REQUIREMENT — Give only one thing: the number of lines that include the word "subject".

* begin INPUT ROWS *

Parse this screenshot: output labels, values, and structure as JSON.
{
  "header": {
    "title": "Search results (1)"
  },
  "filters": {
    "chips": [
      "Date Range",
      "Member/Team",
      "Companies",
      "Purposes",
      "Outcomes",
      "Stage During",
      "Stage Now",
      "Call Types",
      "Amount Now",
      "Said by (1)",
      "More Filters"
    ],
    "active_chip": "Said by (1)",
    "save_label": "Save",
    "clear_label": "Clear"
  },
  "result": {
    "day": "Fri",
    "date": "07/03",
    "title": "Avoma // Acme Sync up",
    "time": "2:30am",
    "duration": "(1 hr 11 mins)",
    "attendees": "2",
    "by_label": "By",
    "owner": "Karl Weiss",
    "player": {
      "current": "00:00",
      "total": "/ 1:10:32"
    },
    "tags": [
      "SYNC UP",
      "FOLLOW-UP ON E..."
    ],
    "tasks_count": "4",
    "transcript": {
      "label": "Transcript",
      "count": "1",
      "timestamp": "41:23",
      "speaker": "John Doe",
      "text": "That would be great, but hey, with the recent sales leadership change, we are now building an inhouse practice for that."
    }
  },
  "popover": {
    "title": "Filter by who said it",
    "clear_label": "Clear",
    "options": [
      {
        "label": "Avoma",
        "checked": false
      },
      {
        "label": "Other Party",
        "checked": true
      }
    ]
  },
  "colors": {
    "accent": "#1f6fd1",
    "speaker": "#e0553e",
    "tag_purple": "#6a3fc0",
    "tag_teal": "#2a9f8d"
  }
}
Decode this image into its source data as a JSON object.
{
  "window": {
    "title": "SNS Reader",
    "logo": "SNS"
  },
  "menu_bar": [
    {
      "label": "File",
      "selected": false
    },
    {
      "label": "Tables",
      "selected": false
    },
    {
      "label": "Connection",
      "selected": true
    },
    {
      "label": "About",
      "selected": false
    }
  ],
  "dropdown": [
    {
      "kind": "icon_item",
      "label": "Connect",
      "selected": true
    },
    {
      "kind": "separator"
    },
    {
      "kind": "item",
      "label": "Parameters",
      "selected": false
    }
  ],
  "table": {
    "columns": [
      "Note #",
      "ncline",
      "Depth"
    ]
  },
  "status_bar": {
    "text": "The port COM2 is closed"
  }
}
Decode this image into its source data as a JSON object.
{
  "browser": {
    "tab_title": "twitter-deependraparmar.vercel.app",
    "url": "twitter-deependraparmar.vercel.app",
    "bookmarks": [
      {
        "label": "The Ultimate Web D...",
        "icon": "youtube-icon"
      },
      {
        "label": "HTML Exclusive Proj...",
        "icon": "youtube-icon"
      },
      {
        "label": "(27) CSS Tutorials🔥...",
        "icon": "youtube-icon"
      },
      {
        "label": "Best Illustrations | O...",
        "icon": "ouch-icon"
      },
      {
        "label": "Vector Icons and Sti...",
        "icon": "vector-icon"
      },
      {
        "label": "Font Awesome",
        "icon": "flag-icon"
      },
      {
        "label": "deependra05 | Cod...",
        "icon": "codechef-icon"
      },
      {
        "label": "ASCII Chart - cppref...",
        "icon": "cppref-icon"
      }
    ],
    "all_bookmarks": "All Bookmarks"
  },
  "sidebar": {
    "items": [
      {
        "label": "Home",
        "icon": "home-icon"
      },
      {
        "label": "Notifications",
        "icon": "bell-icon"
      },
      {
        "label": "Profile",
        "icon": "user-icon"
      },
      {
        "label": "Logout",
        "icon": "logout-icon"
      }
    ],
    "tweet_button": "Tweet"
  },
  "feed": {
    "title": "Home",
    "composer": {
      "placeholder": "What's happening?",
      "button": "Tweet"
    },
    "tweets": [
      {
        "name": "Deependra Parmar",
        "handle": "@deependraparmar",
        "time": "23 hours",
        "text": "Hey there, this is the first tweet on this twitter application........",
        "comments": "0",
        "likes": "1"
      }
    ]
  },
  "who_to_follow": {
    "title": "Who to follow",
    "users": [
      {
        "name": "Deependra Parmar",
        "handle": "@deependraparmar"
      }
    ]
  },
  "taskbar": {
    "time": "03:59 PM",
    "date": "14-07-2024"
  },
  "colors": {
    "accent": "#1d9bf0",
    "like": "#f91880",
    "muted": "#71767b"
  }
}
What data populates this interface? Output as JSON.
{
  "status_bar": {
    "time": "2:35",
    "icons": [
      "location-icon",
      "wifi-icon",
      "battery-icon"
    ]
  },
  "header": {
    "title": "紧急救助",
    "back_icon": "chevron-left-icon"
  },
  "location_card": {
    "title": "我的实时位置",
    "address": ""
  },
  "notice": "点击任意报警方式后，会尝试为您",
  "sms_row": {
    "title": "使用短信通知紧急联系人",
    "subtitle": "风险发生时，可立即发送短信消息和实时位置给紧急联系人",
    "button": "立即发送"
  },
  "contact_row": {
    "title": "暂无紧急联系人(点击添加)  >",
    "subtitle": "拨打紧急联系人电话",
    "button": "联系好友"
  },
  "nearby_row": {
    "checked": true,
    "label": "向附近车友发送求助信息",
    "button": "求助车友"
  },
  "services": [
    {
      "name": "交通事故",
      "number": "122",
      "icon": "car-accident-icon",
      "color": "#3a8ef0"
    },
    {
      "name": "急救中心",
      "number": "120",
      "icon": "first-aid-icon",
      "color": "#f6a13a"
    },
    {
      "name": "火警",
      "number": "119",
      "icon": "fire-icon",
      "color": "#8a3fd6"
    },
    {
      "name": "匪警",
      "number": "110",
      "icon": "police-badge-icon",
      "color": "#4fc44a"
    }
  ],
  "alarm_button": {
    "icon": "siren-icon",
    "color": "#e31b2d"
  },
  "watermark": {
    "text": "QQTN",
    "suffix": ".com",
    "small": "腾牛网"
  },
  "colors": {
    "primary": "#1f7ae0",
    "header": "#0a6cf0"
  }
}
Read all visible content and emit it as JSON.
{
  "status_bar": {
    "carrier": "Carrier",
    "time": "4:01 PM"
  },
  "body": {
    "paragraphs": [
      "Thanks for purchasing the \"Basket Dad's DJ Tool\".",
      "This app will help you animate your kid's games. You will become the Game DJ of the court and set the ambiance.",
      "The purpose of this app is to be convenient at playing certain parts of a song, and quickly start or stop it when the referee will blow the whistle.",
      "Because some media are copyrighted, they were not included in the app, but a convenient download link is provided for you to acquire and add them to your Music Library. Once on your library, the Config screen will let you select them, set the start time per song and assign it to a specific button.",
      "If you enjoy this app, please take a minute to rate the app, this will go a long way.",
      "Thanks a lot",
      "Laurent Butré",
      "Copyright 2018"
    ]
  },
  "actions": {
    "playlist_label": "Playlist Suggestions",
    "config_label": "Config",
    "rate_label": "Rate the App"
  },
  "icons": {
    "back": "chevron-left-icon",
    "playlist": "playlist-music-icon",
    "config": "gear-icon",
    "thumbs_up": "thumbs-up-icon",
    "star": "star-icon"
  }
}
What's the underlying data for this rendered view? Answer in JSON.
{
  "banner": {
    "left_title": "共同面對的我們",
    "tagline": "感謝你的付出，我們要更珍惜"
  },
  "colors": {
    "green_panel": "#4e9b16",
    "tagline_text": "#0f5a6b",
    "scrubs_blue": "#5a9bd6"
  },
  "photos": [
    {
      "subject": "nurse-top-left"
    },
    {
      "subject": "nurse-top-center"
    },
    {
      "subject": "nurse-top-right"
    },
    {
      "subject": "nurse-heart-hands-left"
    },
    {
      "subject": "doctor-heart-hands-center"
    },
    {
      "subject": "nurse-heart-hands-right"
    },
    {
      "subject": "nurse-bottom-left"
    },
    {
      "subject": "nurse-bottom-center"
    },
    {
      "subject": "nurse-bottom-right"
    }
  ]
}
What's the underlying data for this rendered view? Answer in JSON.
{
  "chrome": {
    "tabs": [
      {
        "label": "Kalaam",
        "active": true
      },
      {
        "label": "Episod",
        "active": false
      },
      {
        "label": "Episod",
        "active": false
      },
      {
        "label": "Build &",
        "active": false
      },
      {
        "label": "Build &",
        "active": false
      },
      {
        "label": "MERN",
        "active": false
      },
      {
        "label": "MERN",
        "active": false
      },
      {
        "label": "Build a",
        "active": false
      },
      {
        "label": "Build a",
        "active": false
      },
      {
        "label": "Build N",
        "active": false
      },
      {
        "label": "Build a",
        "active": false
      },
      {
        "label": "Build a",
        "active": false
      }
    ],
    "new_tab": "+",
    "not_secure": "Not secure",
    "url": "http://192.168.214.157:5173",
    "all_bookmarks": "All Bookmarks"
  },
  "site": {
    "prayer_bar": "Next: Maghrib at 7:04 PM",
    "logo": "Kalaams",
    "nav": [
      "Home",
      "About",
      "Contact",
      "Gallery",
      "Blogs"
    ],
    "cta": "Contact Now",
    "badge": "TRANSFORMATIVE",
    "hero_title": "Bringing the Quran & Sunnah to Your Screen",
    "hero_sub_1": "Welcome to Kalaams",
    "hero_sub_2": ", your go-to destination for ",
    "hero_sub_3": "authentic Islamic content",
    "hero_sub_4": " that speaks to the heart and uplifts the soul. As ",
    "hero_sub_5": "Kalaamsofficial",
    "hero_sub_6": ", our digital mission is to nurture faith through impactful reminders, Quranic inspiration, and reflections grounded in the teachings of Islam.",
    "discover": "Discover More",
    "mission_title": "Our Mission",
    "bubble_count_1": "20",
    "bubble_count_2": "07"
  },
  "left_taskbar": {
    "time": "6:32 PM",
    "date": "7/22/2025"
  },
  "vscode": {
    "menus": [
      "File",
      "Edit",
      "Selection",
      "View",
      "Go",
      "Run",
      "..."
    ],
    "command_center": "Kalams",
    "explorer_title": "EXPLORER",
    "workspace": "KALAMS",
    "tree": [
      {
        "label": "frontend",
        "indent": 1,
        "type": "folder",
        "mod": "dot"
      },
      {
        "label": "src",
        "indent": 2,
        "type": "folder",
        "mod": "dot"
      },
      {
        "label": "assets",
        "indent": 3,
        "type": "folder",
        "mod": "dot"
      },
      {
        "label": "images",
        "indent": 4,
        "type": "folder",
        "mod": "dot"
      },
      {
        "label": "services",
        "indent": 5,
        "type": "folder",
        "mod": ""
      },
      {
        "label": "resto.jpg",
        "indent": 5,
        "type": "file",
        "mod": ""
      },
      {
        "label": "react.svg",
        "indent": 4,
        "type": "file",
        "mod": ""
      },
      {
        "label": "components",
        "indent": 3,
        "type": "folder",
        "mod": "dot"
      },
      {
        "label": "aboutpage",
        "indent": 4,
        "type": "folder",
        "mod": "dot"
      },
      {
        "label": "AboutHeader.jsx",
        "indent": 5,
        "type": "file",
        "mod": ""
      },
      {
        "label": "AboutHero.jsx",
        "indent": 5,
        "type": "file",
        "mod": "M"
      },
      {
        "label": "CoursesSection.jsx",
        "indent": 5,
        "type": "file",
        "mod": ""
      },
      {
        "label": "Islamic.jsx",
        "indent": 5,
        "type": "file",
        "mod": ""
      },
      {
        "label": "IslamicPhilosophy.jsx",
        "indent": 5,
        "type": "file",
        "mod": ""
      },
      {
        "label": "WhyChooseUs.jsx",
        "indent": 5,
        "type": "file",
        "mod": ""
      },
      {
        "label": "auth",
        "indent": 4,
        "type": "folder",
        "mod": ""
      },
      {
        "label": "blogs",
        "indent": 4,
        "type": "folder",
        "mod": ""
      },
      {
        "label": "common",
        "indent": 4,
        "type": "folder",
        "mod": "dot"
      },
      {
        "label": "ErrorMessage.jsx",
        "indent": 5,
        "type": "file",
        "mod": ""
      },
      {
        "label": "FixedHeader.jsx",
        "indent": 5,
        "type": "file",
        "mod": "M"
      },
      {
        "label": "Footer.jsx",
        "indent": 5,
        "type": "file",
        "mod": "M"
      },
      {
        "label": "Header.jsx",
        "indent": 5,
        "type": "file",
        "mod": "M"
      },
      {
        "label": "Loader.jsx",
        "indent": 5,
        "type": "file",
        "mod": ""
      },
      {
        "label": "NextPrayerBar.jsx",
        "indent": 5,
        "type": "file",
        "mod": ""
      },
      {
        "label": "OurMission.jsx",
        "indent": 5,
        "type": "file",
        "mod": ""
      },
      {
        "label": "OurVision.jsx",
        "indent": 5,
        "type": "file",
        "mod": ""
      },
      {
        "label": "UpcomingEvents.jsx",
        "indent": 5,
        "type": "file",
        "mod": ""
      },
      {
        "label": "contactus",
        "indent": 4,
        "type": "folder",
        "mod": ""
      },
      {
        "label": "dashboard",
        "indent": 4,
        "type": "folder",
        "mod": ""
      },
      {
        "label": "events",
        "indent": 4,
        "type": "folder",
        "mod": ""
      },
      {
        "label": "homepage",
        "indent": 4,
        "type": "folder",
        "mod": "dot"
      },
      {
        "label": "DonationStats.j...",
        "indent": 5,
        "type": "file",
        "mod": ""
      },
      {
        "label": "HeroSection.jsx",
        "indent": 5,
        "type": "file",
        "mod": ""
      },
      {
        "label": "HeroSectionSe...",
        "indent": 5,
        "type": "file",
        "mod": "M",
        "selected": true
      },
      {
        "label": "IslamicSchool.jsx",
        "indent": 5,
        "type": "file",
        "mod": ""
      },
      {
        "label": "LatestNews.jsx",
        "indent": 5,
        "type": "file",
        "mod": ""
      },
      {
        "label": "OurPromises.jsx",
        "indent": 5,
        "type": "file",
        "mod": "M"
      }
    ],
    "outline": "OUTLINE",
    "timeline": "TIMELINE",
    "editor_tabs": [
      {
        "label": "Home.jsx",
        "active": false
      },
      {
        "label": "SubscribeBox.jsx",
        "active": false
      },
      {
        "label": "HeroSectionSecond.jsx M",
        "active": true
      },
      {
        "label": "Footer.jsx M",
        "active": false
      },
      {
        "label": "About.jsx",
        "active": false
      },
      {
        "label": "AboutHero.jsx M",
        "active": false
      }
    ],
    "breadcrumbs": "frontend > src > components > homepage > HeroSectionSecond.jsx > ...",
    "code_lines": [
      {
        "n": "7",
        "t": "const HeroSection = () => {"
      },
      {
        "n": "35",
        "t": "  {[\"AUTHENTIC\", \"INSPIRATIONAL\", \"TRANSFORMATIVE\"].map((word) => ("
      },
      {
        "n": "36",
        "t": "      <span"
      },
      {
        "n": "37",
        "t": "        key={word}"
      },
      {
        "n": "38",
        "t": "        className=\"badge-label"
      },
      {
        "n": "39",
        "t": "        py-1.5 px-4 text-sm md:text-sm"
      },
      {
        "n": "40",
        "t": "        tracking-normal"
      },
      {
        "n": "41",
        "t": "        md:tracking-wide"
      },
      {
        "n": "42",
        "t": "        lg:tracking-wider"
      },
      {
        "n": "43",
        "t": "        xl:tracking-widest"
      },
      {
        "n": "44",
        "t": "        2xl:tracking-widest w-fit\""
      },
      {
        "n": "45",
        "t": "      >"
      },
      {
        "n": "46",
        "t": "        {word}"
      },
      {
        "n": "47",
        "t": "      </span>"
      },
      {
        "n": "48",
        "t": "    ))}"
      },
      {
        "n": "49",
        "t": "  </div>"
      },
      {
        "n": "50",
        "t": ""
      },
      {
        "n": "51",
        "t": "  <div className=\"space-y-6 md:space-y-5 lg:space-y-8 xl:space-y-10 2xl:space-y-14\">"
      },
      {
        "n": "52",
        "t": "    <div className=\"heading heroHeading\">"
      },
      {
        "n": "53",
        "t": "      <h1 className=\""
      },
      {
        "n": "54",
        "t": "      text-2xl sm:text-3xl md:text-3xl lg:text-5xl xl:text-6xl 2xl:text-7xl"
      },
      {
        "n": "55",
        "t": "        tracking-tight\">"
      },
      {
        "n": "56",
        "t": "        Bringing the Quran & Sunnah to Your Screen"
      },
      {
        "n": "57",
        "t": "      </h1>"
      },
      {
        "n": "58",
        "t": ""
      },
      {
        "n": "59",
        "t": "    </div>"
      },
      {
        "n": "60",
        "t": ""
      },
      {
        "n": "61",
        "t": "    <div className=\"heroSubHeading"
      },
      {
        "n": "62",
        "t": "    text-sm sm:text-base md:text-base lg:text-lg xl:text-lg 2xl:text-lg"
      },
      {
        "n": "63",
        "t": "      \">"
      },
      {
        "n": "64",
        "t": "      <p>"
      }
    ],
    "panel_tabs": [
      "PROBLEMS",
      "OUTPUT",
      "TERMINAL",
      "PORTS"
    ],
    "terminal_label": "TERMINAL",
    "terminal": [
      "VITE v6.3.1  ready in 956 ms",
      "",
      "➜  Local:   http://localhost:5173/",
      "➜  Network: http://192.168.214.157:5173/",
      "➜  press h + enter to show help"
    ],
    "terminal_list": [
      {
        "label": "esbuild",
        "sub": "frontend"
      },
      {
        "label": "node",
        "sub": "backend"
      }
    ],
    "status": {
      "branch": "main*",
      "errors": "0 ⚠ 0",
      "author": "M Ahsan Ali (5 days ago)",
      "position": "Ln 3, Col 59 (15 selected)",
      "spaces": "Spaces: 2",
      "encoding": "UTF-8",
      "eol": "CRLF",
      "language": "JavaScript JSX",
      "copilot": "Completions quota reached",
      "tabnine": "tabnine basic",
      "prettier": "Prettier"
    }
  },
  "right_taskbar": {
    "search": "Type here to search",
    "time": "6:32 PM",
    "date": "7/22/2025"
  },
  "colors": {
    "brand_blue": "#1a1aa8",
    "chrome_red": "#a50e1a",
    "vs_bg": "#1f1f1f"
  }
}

* end INPUT ROWS *

WORKED ANSWER — 9